Stored records:
****

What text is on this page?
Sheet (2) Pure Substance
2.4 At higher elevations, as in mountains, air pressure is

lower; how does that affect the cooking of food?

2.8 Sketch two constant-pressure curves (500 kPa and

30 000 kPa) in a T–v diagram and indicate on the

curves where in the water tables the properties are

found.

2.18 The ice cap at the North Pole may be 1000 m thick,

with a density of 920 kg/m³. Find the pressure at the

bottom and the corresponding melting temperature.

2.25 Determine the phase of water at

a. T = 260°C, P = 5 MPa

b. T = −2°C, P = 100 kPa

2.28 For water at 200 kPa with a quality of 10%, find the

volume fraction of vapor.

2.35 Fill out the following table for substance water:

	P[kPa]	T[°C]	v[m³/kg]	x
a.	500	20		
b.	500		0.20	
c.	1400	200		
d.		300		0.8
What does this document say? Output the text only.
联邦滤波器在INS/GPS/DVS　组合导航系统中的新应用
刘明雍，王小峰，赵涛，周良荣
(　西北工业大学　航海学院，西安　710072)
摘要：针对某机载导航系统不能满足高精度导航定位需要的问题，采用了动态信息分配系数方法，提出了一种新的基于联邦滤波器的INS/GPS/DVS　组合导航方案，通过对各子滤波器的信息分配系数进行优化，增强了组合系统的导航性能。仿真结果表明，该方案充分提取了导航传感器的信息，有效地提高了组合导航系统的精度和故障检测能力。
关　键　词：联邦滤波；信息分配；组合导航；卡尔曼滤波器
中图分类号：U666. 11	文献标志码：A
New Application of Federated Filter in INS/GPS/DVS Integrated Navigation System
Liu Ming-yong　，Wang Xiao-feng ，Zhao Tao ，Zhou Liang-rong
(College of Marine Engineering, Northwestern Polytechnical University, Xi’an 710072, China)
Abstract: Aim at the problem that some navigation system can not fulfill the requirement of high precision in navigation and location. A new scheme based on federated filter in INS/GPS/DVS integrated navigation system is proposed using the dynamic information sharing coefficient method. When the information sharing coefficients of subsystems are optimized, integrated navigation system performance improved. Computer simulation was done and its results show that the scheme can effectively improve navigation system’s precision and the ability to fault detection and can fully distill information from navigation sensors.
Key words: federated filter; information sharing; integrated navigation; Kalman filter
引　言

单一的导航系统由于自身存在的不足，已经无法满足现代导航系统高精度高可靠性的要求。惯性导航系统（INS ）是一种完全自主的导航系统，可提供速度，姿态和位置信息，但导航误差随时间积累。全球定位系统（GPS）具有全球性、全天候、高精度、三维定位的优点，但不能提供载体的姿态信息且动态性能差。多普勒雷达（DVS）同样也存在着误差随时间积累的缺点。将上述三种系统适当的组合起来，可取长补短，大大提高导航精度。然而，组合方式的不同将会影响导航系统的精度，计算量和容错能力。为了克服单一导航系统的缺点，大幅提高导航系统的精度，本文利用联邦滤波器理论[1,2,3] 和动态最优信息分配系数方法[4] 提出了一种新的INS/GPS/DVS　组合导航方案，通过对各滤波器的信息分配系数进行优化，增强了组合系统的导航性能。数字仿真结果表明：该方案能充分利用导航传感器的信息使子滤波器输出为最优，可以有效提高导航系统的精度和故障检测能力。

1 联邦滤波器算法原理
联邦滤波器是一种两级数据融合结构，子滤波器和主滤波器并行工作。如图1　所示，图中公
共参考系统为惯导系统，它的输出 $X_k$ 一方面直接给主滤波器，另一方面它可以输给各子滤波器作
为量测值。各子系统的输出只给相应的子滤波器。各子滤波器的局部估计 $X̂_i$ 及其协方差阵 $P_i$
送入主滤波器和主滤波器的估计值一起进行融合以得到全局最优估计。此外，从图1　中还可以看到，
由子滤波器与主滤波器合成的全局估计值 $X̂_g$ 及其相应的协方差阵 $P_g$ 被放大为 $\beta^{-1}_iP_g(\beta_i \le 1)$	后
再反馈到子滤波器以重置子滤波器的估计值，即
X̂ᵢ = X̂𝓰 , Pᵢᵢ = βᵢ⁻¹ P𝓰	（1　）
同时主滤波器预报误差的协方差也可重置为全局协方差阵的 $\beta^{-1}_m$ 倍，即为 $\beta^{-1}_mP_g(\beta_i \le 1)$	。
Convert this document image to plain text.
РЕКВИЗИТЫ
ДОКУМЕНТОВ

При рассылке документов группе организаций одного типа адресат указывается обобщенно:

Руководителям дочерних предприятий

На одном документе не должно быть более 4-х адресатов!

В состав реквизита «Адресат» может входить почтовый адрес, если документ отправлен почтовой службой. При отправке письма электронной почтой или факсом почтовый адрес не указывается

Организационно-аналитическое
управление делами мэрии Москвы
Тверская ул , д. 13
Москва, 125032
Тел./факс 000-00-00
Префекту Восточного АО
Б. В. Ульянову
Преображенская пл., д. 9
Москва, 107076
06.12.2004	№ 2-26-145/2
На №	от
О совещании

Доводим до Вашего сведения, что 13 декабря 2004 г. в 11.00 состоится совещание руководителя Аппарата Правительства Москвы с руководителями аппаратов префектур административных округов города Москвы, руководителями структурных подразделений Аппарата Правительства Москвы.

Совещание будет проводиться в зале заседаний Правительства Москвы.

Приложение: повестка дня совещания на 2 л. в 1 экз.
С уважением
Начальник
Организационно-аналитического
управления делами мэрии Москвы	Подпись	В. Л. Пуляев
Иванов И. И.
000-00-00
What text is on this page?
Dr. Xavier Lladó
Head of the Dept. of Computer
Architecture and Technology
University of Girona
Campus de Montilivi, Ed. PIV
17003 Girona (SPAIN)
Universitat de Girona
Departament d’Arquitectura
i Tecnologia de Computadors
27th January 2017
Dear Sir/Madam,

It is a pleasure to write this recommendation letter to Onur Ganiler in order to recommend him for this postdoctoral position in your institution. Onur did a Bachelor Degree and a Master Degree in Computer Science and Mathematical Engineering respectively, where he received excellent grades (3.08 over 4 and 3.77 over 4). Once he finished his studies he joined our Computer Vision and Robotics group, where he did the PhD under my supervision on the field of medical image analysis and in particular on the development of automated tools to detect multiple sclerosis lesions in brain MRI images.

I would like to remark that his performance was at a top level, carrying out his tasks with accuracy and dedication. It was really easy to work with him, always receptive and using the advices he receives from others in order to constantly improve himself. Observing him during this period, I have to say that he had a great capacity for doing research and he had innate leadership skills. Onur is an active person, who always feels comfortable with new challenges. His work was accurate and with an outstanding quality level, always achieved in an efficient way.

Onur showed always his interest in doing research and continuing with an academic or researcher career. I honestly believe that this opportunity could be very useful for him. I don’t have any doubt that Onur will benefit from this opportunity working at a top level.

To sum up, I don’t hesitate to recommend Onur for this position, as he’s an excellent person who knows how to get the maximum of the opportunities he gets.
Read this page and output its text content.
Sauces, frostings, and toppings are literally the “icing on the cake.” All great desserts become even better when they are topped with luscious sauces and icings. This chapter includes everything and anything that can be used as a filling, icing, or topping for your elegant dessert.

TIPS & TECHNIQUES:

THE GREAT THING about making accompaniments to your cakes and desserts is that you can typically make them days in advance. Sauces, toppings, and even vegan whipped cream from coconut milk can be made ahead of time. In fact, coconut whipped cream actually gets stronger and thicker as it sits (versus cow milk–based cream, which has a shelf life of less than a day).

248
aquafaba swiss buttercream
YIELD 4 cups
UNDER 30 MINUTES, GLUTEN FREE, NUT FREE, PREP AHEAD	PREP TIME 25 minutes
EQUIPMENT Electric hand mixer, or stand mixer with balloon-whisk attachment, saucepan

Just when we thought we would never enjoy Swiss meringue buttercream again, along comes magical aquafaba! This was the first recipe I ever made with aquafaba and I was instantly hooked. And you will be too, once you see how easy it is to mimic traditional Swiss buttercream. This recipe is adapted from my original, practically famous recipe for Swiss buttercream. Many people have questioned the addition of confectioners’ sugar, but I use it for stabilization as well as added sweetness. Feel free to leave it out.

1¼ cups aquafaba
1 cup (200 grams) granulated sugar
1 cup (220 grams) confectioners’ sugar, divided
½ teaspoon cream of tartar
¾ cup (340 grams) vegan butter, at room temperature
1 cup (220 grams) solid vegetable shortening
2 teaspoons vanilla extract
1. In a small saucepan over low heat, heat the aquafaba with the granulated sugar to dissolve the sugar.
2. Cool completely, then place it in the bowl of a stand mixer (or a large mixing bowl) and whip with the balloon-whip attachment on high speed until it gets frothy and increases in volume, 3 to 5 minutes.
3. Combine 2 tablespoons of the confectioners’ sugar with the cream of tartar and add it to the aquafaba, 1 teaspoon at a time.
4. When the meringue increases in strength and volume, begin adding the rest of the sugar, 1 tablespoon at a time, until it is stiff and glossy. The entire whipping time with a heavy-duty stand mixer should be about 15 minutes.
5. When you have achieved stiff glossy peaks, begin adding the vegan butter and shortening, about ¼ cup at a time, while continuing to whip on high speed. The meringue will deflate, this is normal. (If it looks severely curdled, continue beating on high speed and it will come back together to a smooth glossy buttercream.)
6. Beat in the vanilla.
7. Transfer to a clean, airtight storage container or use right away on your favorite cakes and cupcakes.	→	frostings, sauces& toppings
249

****

*Task description*: Scan the material above for the string "minutes" and return the lines that hold it.

*Task result*:
UNDER 30 MINUTES, GLUTEN FREE, NUT FREE, PREP AHEAD	PREP TIME 25 minutes
2. Cool completely, then place it in the bowl of a stand mixer (or a large mixing bowl) and whip with the balloon-whip attachment on high speed until it gets frothy and increases in volume, 3 to 5 minutes.
4. When the meringue increases in strength and volume, begin adding the rest of the sugar, 1 tablespoon at a time, until it is stiff and glossy. The entire whipping time with a heavy-duty stand mixer should be about 15 minutes.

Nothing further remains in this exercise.